▸ **MATERIAL**
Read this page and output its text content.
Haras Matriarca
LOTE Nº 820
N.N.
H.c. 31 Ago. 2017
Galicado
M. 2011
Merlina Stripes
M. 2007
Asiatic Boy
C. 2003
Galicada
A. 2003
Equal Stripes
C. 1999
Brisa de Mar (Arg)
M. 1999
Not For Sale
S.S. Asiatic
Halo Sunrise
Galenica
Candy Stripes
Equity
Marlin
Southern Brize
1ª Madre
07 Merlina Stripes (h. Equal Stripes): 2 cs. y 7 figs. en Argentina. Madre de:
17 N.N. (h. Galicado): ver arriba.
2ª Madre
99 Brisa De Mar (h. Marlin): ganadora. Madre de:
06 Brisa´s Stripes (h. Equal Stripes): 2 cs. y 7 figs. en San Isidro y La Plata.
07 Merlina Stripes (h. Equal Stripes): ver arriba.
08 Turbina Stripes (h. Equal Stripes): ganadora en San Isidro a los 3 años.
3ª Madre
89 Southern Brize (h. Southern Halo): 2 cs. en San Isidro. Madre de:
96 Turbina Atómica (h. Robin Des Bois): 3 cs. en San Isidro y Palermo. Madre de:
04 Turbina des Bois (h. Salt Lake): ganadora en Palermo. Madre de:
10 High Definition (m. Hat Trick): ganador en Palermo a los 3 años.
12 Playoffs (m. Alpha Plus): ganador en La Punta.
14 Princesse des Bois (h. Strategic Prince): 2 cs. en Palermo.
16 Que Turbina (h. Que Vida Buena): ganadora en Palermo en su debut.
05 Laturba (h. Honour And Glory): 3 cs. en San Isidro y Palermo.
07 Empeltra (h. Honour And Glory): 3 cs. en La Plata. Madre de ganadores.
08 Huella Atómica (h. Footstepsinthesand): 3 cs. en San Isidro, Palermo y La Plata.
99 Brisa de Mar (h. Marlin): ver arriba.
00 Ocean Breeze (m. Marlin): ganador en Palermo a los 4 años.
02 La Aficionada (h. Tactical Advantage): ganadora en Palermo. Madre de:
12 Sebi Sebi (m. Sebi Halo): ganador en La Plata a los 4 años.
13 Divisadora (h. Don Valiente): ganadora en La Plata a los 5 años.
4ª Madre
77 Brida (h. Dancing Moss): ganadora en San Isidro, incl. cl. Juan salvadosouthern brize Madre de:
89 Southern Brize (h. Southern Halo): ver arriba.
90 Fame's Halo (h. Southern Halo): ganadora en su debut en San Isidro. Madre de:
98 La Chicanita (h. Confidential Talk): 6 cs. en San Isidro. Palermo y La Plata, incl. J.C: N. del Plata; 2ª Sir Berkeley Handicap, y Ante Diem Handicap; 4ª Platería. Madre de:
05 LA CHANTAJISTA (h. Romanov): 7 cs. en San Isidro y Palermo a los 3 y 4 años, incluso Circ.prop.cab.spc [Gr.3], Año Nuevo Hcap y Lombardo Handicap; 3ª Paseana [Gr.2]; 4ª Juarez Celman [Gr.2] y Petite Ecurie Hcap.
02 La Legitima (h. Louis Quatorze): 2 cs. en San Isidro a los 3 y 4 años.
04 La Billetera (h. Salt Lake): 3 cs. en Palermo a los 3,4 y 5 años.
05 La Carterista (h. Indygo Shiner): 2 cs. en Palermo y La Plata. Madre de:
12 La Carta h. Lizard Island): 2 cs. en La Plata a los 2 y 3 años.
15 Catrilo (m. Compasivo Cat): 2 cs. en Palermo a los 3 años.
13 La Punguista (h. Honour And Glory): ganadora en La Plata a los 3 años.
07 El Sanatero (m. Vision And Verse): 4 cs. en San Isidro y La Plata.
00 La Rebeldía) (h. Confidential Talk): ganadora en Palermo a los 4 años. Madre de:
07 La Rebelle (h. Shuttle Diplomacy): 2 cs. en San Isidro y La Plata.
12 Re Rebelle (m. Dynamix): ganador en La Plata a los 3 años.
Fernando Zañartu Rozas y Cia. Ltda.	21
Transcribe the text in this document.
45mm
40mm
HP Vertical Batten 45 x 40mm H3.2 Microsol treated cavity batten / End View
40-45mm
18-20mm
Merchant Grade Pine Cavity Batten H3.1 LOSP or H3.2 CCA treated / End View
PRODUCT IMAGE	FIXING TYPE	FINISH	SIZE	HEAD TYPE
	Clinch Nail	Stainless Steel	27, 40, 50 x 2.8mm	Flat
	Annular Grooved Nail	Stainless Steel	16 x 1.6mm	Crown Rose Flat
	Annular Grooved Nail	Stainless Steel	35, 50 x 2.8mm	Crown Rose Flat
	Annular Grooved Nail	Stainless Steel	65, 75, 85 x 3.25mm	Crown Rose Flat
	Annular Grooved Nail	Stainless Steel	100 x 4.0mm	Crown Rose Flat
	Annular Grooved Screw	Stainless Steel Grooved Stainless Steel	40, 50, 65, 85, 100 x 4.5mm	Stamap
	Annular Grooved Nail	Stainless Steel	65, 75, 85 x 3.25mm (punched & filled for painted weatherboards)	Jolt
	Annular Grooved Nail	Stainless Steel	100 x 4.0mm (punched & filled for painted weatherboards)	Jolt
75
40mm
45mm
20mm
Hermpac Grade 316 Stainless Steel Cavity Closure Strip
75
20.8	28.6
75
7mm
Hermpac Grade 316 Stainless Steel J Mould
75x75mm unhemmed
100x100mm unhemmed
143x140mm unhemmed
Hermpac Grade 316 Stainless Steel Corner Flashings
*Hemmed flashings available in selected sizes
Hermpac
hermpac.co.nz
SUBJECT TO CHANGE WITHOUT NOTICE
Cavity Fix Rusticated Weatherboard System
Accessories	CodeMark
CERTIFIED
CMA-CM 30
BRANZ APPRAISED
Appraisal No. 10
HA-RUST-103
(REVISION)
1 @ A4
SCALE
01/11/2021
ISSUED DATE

▸ **DIRECTIONS FOR THIS TASK**
Read the entries and pick out all lines that include the word "painted".

▸ **TASK RESPONSE**
	Annular Grooved Nail	Stainless Steel	65, 75, 85 x 3.25mm (punched & filled for painted weatherboards)	Jolt
	Annular Grooved Nail	Stainless Steel	100 x 4.0mm (punched & filled for painted weatherboards)	Jolt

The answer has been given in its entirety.